[TASK INSTRUCTIONS]
Each line containing the word "nell" must be reported.

[DATA SHOWN]
-=-=-
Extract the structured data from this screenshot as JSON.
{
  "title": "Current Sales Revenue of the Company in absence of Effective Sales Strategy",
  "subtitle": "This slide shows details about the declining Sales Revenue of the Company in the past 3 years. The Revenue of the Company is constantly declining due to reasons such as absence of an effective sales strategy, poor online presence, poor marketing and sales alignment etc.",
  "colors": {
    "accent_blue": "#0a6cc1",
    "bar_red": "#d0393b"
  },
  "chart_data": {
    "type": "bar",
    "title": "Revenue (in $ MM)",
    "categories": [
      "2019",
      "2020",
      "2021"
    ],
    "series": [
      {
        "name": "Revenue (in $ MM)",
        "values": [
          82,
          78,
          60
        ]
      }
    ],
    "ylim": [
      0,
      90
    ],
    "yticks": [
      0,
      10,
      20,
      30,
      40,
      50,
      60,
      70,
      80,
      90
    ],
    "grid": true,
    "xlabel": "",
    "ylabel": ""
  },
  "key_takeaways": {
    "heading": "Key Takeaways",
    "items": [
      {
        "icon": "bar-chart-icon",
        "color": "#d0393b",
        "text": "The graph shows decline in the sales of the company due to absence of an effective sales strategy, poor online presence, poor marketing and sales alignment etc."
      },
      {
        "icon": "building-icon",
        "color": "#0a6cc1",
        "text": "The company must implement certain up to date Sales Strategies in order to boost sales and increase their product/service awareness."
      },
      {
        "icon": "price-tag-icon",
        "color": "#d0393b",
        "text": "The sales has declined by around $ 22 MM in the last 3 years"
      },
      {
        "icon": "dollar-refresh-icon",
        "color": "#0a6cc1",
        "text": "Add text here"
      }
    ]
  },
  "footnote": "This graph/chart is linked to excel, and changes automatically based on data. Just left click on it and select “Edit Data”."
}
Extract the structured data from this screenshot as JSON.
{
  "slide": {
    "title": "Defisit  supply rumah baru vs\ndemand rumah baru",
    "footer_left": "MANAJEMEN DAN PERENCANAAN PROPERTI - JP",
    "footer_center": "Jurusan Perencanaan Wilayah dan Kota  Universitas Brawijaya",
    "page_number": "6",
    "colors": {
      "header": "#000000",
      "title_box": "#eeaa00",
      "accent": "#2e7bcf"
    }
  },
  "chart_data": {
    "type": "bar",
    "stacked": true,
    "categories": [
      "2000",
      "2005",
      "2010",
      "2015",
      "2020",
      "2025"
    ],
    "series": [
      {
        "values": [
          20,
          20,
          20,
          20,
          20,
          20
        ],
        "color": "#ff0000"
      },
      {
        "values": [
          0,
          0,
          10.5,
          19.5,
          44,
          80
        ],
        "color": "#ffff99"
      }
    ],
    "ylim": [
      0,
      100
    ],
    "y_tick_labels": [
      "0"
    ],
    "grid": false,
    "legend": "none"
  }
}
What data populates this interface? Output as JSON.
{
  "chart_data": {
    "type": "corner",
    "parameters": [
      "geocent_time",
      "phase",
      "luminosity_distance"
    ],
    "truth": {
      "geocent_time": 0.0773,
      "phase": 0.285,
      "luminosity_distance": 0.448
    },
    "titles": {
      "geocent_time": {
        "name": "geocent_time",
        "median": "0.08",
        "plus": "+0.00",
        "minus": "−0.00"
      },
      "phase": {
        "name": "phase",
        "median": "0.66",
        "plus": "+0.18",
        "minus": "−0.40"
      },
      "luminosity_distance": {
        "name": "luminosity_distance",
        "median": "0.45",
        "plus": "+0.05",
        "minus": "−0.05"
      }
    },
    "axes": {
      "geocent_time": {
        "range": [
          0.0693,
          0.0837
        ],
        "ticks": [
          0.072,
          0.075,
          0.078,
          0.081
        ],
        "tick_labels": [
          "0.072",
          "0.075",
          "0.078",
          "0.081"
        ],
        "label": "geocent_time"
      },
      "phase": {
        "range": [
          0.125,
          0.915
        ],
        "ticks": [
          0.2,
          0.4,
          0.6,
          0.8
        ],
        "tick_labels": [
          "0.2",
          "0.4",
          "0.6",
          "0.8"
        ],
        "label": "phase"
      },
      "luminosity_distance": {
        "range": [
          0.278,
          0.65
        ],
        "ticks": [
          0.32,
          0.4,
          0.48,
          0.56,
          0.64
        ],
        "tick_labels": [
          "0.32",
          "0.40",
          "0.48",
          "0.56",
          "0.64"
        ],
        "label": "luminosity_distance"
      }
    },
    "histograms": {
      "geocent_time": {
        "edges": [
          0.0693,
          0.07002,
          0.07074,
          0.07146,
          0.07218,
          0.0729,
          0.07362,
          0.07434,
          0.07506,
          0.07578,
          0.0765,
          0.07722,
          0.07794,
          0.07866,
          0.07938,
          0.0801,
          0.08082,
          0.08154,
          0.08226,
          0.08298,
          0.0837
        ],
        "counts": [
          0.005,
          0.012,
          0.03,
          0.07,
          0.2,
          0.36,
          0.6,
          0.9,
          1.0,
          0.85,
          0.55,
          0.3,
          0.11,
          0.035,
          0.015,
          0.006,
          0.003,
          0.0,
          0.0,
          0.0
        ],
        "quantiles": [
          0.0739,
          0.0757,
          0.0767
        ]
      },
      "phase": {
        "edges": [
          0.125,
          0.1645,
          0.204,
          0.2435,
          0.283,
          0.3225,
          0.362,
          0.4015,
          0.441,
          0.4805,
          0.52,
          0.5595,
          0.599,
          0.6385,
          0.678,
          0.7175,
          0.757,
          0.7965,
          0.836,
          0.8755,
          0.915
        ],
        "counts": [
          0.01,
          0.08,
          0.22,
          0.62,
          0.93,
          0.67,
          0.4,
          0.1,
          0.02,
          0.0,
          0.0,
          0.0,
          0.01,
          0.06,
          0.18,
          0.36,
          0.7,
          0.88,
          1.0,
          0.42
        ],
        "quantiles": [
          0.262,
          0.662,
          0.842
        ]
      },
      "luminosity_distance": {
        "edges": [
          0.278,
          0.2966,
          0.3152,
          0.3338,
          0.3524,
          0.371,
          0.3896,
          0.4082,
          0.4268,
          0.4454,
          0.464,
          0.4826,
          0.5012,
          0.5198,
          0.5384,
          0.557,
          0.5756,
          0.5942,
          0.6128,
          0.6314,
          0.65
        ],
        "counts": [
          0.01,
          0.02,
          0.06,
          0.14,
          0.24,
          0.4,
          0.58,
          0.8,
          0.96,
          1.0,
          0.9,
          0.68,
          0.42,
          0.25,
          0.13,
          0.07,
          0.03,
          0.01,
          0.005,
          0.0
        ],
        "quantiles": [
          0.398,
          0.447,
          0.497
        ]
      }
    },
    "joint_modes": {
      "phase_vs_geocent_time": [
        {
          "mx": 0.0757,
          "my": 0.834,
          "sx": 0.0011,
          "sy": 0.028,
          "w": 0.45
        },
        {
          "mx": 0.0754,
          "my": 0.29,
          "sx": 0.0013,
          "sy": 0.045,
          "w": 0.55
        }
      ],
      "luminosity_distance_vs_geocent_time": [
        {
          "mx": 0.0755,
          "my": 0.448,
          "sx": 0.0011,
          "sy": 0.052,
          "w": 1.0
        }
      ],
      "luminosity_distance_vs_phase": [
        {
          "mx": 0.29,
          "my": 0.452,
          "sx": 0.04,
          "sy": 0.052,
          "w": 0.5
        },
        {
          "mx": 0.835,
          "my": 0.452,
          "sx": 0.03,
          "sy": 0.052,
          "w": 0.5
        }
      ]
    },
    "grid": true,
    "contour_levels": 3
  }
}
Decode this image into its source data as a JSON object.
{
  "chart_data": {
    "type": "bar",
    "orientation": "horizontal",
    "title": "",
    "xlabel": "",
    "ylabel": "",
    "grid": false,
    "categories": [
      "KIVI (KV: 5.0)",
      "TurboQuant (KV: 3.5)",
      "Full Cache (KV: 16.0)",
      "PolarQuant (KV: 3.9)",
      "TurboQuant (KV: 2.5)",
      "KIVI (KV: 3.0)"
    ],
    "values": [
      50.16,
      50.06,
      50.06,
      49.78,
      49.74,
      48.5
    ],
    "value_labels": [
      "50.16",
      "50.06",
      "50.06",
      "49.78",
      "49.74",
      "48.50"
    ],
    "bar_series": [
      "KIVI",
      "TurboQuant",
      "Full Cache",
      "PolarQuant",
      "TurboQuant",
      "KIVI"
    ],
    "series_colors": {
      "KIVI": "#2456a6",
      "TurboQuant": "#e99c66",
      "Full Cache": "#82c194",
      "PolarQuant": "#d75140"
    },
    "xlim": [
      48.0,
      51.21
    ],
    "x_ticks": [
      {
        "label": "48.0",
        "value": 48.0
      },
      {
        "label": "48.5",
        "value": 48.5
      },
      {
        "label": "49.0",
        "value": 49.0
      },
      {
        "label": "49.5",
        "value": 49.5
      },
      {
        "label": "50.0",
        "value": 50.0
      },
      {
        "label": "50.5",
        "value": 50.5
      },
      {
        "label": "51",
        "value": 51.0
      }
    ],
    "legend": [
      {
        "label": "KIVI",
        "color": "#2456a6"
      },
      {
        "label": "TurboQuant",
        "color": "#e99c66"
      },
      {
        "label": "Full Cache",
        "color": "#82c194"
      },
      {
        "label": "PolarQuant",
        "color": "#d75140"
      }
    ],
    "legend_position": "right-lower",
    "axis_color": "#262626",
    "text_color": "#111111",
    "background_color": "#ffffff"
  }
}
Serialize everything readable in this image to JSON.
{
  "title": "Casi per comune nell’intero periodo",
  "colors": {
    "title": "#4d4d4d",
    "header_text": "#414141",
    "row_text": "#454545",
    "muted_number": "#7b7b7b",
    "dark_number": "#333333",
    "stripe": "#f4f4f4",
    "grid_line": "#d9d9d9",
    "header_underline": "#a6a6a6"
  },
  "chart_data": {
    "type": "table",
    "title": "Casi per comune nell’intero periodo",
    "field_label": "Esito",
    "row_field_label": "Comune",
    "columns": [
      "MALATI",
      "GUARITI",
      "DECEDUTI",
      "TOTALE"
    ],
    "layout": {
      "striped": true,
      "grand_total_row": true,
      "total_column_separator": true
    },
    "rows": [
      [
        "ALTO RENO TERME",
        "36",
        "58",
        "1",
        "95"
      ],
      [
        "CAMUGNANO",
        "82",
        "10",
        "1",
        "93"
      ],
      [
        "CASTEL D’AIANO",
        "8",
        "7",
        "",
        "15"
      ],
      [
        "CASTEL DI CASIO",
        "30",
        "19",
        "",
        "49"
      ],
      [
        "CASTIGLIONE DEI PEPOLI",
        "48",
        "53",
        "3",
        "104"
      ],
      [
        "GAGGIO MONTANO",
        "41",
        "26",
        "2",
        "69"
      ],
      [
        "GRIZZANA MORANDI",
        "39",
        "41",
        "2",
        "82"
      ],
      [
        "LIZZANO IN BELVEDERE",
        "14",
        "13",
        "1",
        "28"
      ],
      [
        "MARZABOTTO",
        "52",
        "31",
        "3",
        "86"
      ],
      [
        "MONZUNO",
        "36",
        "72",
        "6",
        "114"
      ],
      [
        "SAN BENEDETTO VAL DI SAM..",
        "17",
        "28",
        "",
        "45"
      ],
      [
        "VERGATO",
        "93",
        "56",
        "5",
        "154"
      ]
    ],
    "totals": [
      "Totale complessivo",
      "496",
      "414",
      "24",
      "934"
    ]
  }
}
-=-=-
[THE REPLY]
  "title": "Casi per comune nell’intero periodo",
    "title": "Casi per comune nell’intero periodo",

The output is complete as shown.